Extract every line below that contains the word "thumb".

• THE RECORDS:

☆ ☆ ☆ ☆ ☆

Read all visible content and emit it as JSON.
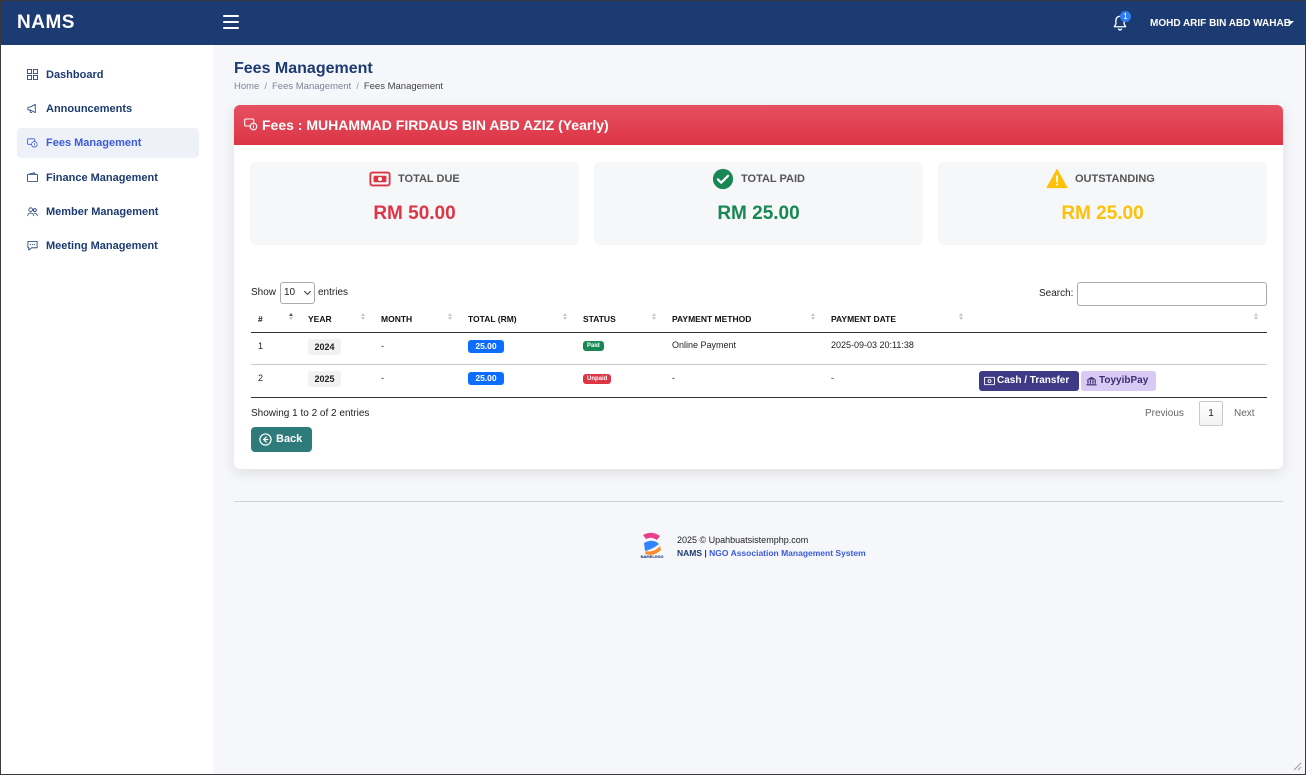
{
  "app": {
    "brand": "NAMS"
  },
  "header": {
    "user_name": "MOHD ARIF BIN ABD WAHAB",
    "notification_count": "1"
  },
  "sidebar": {
    "items": [
      {
        "label": "Dashboard",
        "icon": "grid-icon",
        "active": false
      },
      {
        "label": "Announcements",
        "icon": "megaphone-icon",
        "active": false
      },
      {
        "label": "Fees Management",
        "icon": "fee-icon",
        "active": true
      },
      {
        "label": "Finance Management",
        "icon": "wallet-icon",
        "active": false
      },
      {
        "label": "Member Management",
        "icon": "users-icon",
        "active": false
      },
      {
        "label": "Meeting Management",
        "icon": "chat-icon",
        "active": false
      }
    ]
  },
  "page": {
    "title": "Fees Management",
    "breadcrumb": [
      "Home",
      "Fees Management",
      "Fees Management"
    ]
  },
  "card": {
    "title": "Fees : MUHAMMAD FIRDAUS BIN ABD AZIZ (Yearly)",
    "stats": [
      {
        "label": "TOTAL DUE",
        "value": "RM 50.00",
        "color": "#dc3545",
        "icon": "money-icon"
      },
      {
        "label": "TOTAL PAID",
        "value": "RM 25.00",
        "color": "#198754",
        "icon": "check-circle-icon"
      },
      {
        "label": "OUTSTANDING",
        "value": "RM 25.00",
        "color": "#ffc107",
        "icon": "warning-icon"
      }
    ]
  },
  "table": {
    "show_label": "Show",
    "page_size": "10",
    "entries_label": "entries",
    "search_label": "Search:",
    "columns": [
      "#",
      "YEAR",
      "MONTH",
      "TOTAL (RM)",
      "STATUS",
      "PAYMENT METHOD",
      "PAYMENT DATE",
      ""
    ],
    "rows": [
      {
        "no": "1",
        "year": "2024",
        "month": "-",
        "total": "25.00",
        "status": "Paid",
        "status_color": "#198754",
        "method": "Online Payment",
        "date": "2025-09-03 20:11:38"
      },
      {
        "no": "2",
        "year": "2025",
        "month": "-",
        "total": "25.00",
        "status": "Unpaid",
        "status_color": "#dc3545",
        "method": "-",
        "date": "-"
      }
    ],
    "actions": {
      "cash_label": "Cash / Transfer",
      "toyyib_label": "ToyyibPay"
    },
    "info": "Showing 1 to 2 of 2 entries",
    "pagination": {
      "previous": "Previous",
      "current": "1",
      "next": "Next"
    }
  },
  "back_label": "Back",
  "footer": {
    "copyright": "2025 © Upahbuatsistemphp.com",
    "system_brand": "NAMS |",
    "system_name": "NGO Association Management System",
    "logo_text": "NAMELOGO"
  },
  "colors": {
    "navbar": "#1c3b72",
    "card_header": "#dc3545",
    "accent": "#3b5bdb"
  }
}
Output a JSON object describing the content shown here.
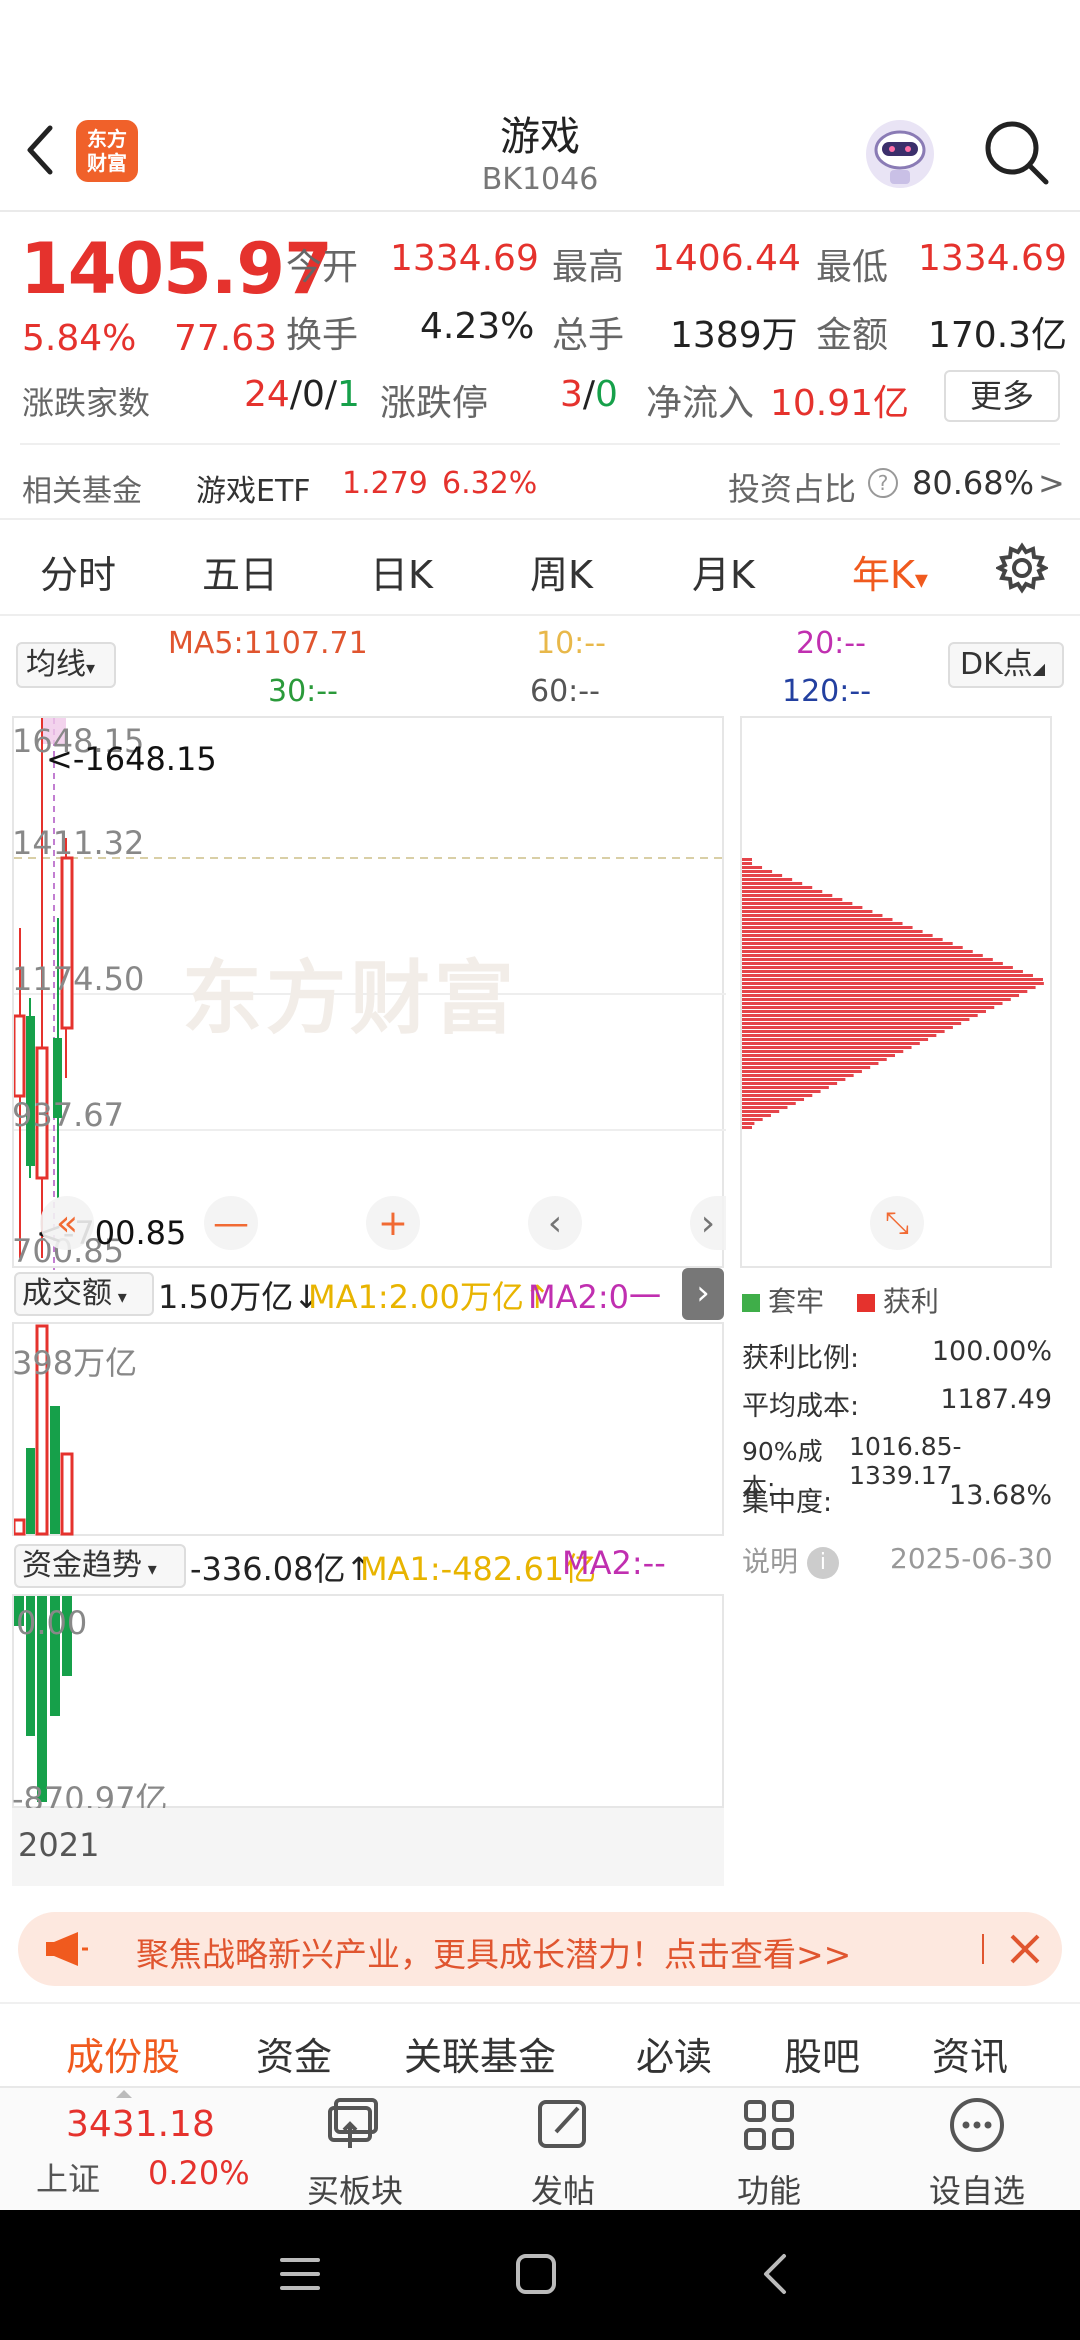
{
  "header": {
    "title": "游戏",
    "code": "BK1046",
    "logo_text_1": "东方",
    "logo_text_2": "财富"
  },
  "quote": {
    "price": "1405.97",
    "pct": "5.84%",
    "chg": "77.63",
    "open_label": "今开",
    "open": "1334.69",
    "high_label": "最高",
    "high": "1406.44",
    "low_label": "最低",
    "low": "1334.69",
    "turnover_label": "换手",
    "turnover": "4.23%",
    "vol_label": "总手",
    "vol": "1389万",
    "amt_label": "金额",
    "amt": "170.3亿",
    "updown_label": "涨跌家数",
    "up": "24",
    "flat": "/0/",
    "down": "1",
    "limit_label": "涨跌停",
    "limit_up": "3",
    "slash": "/",
    "limit_down": "0",
    "inflow_label": "净流入",
    "inflow": "10.91亿",
    "more": "更多"
  },
  "fund": {
    "label": "相关基金",
    "name": "游戏ETF",
    "price": "1.279",
    "pct": "6.32%",
    "ratio_label": "投资占比",
    "ratio": "80.68%",
    "arrow": ">"
  },
  "periods": {
    "tabs": [
      "分时",
      "五日",
      "日K",
      "周K",
      "月K",
      "年K"
    ],
    "active": "年K",
    "active_arrow": "▾"
  },
  "ma": {
    "selector": "均线",
    "ma5": "MA5:1107.71",
    "ma10": "10:--",
    "ma20": "20:--",
    "ma30": "30:--",
    "ma60": "60:--",
    "ma120": "120:--",
    "dk": "DK点"
  },
  "price_chart": {
    "top_label": "1648.15",
    "max_marker": "<-1648.15",
    "y_labels": [
      "1411.32",
      "1174.50",
      "937.67"
    ],
    "bottom_label": "700.85",
    "min_marker": "<-700.85",
    "watermark": "东方财富",
    "nav_minus": "—",
    "nav_plus": "+"
  },
  "volume": {
    "selector": "成交额",
    "value": "1.50万亿↓",
    "ma1": "MA1:2.00万亿↑",
    "ma2": "MA2:0一",
    "max_label": "398万亿"
  },
  "fund_flow": {
    "selector": "资金趋势",
    "value": "-336.08亿↑",
    "ma1": "MA1:-482.61亿",
    "ma2": "MA2:--",
    "top_label": "0.00",
    "bottom_label": "-870.97亿"
  },
  "x_axis": {
    "start": "2021"
  },
  "chip": {
    "legend_trapped": "套牢",
    "legend_profit": "获利",
    "rows": [
      {
        "k": "获利比例:",
        "v": "100.00%"
      },
      {
        "k": "平均成本:",
        "v": "1187.49"
      },
      {
        "k": "90%成本:",
        "v": "1016.85-1339.17"
      },
      {
        "k": "集中度:",
        "v": "13.68%"
      }
    ],
    "note": "说明",
    "date": "2025-06-30"
  },
  "banner": {
    "text": "聚焦战略新兴产业，更具成长潜力！点击查看>>"
  },
  "bottom_tabs": {
    "items": [
      "成份股",
      "资金",
      "关联基金",
      "必读",
      "股吧",
      "资讯"
    ],
    "active": "成份股"
  },
  "toolbar": {
    "index_value": "3431.18",
    "index_name": "上证",
    "index_pct": "0.20%",
    "buy_block": "买板块",
    "post": "发帖",
    "func": "功能",
    "watch": "设自选"
  },
  "colors": {
    "up": "#e5322d",
    "down": "#16a04a",
    "accent": "#f05a1e"
  },
  "chart_data": {
    "type": "candlestick",
    "x_start": "2021",
    "ylim": [
      700.85,
      1648.15
    ],
    "high": 1648.15,
    "low": 700.85,
    "last": 1405.97
  }
}
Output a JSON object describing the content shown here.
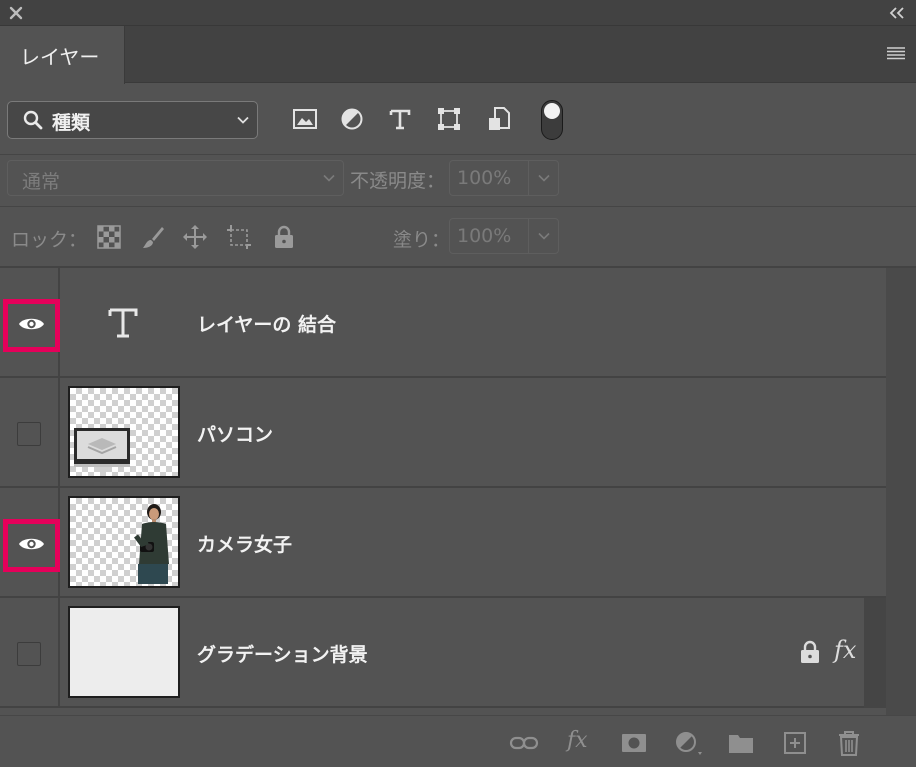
{
  "panel": {
    "tab_label": "レイヤー",
    "close_icon": "close-icon",
    "collapse_icon": "collapse-double-chevron-icon",
    "menu_icon": "panel-menu-icon"
  },
  "filter": {
    "kind_label": "種類",
    "filter_icons": [
      "image-filter-icon",
      "adjustment-filter-icon",
      "type-filter-icon",
      "shape-filter-icon",
      "smart-object-filter-icon"
    ],
    "toggle_on": true
  },
  "blend": {
    "mode": "通常",
    "opacity_label": "不透明度：",
    "opacity_value": "100%"
  },
  "lock": {
    "label": "ロック：",
    "icons": [
      "lock-transparent-icon",
      "lock-paint-icon",
      "lock-position-icon",
      "lock-artboard-icon",
      "lock-all-icon"
    ],
    "fill_label": "塗り：",
    "fill_value": "100%"
  },
  "layers": [
    {
      "name": "レイヤーの 結合",
      "visible": true,
      "highlighted": true,
      "thumb": "type-layer"
    },
    {
      "name": "パソコン",
      "visible": false,
      "highlighted": false,
      "thumb": "computer-image"
    },
    {
      "name": "カメラ女子",
      "visible": true,
      "highlighted": true,
      "thumb": "woman-with-camera-image"
    },
    {
      "name": "グラデーション背景",
      "visible": false,
      "highlighted": false,
      "thumb": "gradient-fill",
      "locked": true,
      "fx": "fx"
    }
  ],
  "bottom_bar": {
    "icons": [
      "link-layers-icon",
      "add-style-icon",
      "add-mask-icon",
      "new-adjustment-icon",
      "new-group-icon",
      "new-layer-icon",
      "delete-layer-icon"
    ],
    "fx_label": "fx"
  },
  "colors": {
    "highlight": "#e5005a",
    "panel_bg": "#535353",
    "header_bg": "#424242"
  }
}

☆ ☆ ☆ ☆ ☆

• FULL OUTPUT:
      "thumb": "type-layer"
      "thumb": "computer-image"
      "thumb": "woman-with-camera-image"
      "thumb": "gradient-fill",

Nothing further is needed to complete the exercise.